## WHAT YOU HAVE TO DO
Quote the entries that follow exactly, leaving none out.

## DATA ENTRIES
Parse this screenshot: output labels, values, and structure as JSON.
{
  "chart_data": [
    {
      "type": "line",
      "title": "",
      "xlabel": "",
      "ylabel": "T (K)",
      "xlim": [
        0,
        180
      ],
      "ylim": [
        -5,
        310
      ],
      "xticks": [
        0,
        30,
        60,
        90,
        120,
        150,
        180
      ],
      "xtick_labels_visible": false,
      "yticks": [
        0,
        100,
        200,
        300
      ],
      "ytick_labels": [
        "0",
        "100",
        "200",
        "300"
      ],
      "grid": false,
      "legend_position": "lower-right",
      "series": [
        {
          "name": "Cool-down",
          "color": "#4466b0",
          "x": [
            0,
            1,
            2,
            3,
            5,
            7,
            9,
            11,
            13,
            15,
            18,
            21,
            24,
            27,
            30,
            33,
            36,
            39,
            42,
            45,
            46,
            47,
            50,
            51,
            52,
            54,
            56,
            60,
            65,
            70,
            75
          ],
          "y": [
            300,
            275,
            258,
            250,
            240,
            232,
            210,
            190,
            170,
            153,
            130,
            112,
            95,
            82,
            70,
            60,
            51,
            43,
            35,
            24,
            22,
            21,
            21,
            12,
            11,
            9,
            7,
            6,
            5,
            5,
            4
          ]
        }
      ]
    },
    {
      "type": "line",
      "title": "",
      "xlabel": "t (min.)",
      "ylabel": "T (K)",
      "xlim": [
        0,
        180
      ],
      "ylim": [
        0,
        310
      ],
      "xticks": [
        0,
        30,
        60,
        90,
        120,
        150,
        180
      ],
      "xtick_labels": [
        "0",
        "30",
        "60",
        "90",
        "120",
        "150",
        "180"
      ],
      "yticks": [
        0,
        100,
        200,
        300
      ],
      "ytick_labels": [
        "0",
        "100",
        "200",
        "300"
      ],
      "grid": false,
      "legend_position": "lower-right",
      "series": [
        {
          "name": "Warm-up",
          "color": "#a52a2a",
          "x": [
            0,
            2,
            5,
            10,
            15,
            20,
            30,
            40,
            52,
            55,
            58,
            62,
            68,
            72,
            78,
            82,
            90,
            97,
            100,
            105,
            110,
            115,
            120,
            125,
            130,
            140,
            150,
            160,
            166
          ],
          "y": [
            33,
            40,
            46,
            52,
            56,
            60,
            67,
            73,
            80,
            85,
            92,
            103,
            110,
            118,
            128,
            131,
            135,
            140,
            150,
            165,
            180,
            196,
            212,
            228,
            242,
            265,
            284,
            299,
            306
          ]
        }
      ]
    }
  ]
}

## TASK SOLUTION
Parse this screenshot: output labels, values, and structure as JSON.
{
  "chart_data": [
    {
      "type": "line",
      "title": "",
      "xlabel": "",
      "ylabel": "T (K)",
      "xlim": [
        0,
        180
      ],
      "ylim": [
        -5,
        310
      ],
      "xticks": [
        0,
        30,
        60,
        90,
        120,
        150,
        180
      ],
      "xtick_labels_visible": false,
      "yticks": [
        0,
        100,
        200,
        300
      ],
      "ytick_labels": [
        "0",
        "100",
        "200",
        "300"
      ],
      "grid": false,
      "legend_position": "lower-right",
      "series": [
        {
          "name": "Cool-down",
          "color": "#4466b0",
          "x": [
            0,
            1,
            2,
            3,
            5,
            7,
            9,
            11,
            13,
            15,
            18,
            21,
            24,
            27,
            30,
            33,
            36,
            39,
            42,
            45,
            46,
            47,
            50,
            51,
            52,
            54,
            56,
            60,
            65,
            70,
            75
          ],
          "y": [
            300,
            275,
            258,
            250,
            240,
            232,
            210,
            190,
            170,
            153,
            130,
            112,
            95,
            82,
            70,
            60,
            51,
            43,
            35,
            24,
            22,
            21,
            21,
            12,
            11,
            9,
            7,
            6,
            5,
            5,
            4
          ]
        }
      ]
    },
    {
      "type": "line",
      "title": "",
      "xlabel": "t (min.)",
      "ylabel": "T (K)",
      "xlim": [
        0,
        180
      ],
      "ylim": [
        0,
        310
      ],
      "xticks": [
        0,
        30,
        60,
        90,
        120,
        150,
        180
      ],
      "xtick_labels": [
        "0",
        "30",
        "60",
        "90",
        "120",
        "150",
        "180"
      ],
      "yticks": [
        0,
        100,
        200,
        300
      ],
      "ytick_labels": [
        "0",
        "100",
        "200",
        "300"
      ],
      "grid": false,
      "legend_position": "lower-right",
      "series": [
        {
          "name": "Warm-up",
          "color": "#a52a2a",
          "x": [
            0,
            2,
            5,
            10,
            15,
            20,
            30,
            40,
            52,
            55,
            58,
            62,
            68,
            72,
            78,
            82,
            90,
            97,
            100,
            105,
            110,
            115,
            120,
            125,
            130,
            140,
            150,
            160,
            166
          ],
          "y": [
            33,
            40,
            46,
            52,
            56,
            60,
            67,
            73,
            80,
            85,
            92,
            103,
            110,
            118,
            128,
            131,
            135,
            140,
            150,
            165,
            180,
            196,
            212,
            228,
            242,
            265,
            284,
            299,
            306
          ]
        }
      ]
    }
  ]
}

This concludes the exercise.